*** PROVIDED RECORDS ***
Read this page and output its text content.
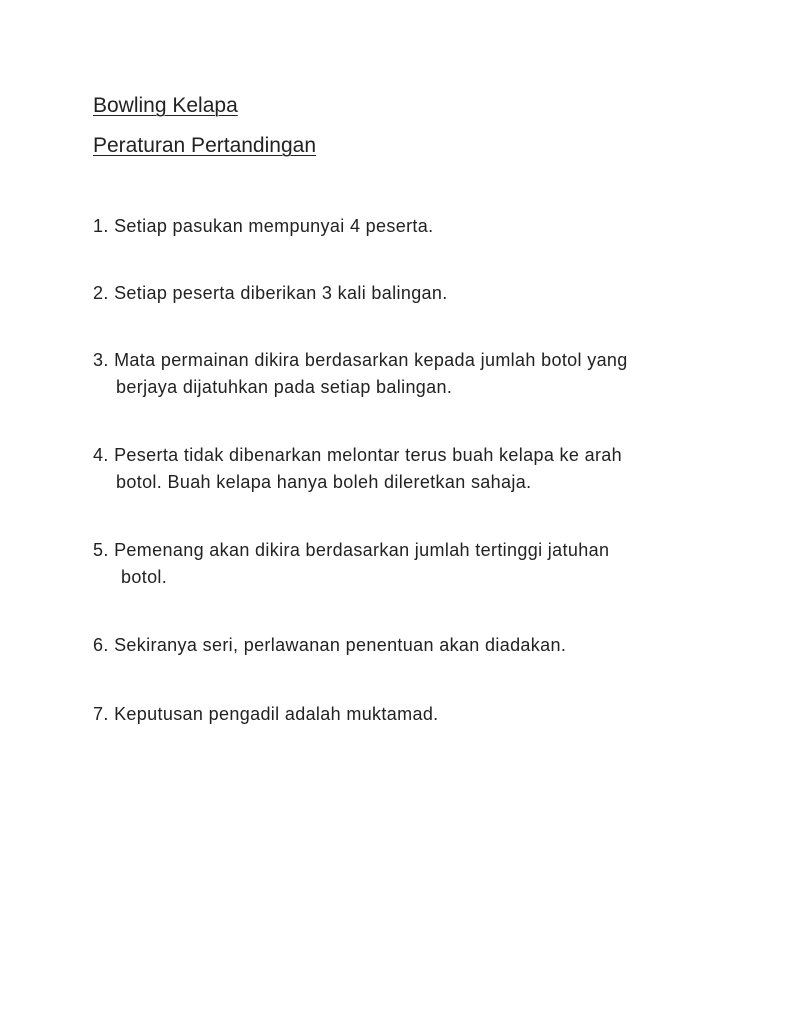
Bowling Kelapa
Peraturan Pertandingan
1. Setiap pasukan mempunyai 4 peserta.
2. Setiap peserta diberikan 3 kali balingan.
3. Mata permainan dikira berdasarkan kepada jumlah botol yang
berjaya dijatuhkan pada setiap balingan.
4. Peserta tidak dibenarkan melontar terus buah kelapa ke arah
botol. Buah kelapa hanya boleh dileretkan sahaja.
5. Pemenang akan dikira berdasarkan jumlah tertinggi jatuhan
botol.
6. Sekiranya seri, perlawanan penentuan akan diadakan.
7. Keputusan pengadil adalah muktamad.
***
*** PROVIDED RECORDS ***
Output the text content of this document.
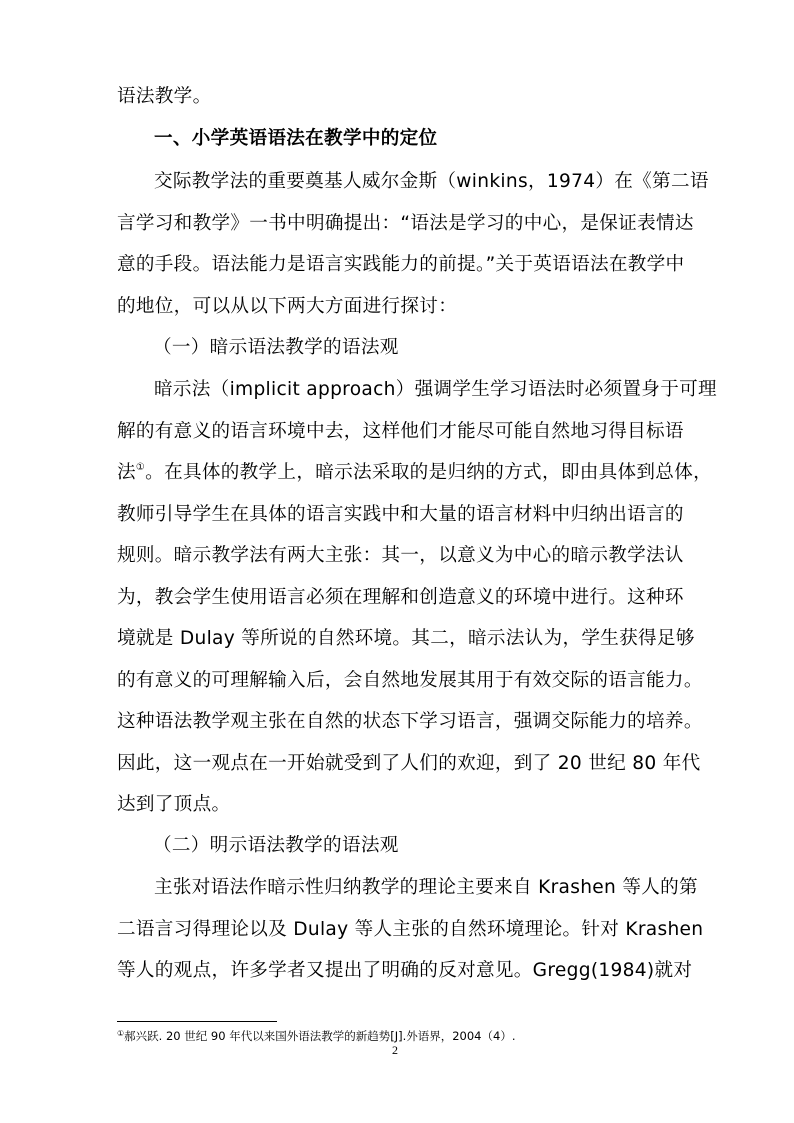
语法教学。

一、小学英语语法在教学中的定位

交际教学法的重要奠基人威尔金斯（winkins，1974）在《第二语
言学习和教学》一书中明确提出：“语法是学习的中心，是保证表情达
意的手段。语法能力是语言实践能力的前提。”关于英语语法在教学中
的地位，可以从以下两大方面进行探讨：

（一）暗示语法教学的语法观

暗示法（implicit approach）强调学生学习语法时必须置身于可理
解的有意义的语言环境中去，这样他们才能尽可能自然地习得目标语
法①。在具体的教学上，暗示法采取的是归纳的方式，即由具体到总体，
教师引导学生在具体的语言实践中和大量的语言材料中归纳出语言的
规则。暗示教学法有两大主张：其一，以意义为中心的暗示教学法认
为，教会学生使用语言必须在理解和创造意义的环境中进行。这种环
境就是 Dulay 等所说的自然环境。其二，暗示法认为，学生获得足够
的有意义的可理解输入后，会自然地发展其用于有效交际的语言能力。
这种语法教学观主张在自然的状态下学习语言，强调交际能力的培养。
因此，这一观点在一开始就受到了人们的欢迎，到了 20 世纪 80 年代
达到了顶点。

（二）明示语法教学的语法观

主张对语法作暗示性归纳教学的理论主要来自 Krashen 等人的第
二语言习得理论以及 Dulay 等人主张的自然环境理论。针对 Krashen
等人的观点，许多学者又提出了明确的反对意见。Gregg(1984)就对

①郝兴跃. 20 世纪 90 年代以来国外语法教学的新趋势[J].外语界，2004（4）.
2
***
*** PROVIDED RECORDS ***
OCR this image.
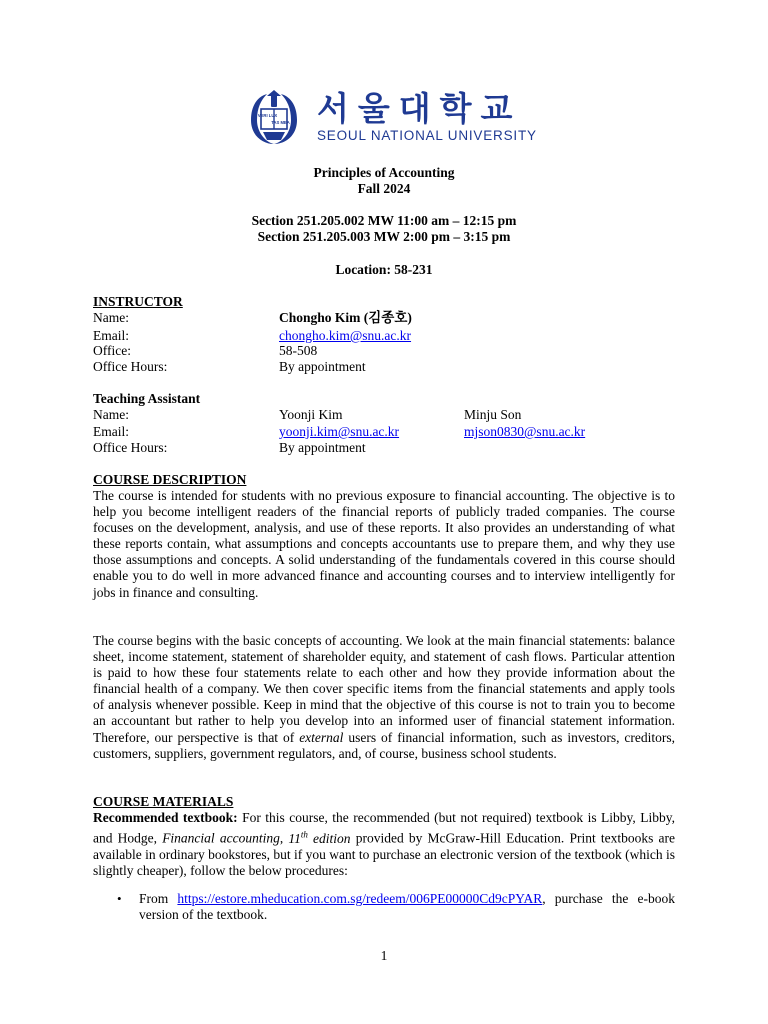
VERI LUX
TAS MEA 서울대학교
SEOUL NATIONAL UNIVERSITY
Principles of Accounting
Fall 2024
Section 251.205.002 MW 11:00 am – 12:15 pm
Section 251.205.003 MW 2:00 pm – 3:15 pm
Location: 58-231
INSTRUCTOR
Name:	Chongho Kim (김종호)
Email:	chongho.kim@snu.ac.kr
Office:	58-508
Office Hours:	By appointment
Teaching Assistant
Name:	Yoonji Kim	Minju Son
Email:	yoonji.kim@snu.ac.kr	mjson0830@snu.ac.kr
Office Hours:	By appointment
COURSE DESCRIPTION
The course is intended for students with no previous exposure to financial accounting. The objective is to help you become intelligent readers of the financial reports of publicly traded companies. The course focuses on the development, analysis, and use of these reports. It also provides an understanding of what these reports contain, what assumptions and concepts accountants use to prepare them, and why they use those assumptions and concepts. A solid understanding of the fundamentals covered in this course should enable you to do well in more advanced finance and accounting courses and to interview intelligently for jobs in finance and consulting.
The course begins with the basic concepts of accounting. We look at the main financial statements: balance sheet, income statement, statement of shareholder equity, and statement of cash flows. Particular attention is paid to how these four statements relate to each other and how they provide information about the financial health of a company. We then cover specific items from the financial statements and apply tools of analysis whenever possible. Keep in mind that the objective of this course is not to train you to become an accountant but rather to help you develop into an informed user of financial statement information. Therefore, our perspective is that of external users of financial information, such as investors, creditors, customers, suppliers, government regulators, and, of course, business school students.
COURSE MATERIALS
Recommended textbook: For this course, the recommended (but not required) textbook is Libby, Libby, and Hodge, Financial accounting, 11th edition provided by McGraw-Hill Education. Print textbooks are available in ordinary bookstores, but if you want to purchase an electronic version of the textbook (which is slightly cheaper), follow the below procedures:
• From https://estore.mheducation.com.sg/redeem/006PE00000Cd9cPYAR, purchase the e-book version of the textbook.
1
***
GOAL OF THE EXERCISE: Reproduce each line of the material containing the word "balingan".

ANSWER:
2. Setiap peserta diberikan 3 kali balingan.
berjaya dijatuhkan pada setiap balingan.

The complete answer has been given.